AIM OF THE EXERCISE
Identify the lines that contain the string "posición" and copy all of them.

STORED RECORDS
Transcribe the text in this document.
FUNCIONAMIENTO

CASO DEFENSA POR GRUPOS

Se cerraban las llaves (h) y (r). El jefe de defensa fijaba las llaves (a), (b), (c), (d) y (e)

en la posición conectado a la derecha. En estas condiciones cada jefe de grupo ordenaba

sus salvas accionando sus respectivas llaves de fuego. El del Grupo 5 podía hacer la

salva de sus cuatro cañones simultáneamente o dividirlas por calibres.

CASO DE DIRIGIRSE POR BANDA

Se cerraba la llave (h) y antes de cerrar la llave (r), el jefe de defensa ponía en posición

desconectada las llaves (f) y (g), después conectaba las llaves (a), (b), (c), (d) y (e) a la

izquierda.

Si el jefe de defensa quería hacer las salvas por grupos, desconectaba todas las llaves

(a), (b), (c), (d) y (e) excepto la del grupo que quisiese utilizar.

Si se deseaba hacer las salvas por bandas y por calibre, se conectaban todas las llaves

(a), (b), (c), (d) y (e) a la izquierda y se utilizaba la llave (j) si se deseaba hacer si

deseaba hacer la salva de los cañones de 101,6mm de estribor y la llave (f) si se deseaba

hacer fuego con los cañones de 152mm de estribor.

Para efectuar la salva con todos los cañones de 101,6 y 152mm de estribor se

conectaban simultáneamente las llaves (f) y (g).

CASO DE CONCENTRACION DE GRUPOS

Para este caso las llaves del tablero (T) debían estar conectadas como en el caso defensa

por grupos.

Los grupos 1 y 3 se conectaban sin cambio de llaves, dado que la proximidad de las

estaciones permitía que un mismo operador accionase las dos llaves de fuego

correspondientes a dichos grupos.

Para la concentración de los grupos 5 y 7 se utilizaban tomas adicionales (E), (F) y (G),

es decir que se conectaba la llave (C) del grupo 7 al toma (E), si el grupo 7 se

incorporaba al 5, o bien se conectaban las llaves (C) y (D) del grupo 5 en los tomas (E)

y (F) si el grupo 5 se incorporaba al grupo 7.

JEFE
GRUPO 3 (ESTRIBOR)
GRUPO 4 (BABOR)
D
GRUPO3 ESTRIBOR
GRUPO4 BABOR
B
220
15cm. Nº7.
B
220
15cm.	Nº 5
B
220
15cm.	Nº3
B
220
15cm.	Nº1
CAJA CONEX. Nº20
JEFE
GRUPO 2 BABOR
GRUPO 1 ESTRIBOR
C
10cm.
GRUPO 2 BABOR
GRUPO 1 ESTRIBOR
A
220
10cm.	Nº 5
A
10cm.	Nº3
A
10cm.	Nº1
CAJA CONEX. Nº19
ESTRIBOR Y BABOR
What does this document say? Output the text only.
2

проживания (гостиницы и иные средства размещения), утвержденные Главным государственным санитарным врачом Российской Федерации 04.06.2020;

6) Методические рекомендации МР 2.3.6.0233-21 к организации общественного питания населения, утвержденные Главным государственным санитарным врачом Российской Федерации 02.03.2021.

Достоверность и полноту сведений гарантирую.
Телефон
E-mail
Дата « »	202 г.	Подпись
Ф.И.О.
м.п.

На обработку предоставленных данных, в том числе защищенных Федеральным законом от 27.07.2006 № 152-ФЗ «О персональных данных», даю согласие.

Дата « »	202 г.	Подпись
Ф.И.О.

THE REPLY
en la posición conectado a la derecha. En estas condiciones cada jefe de grupo ordenaba
Se cerraba la llave (h) y antes de cerrar la llave (r), el jefe de defensa ponía en posición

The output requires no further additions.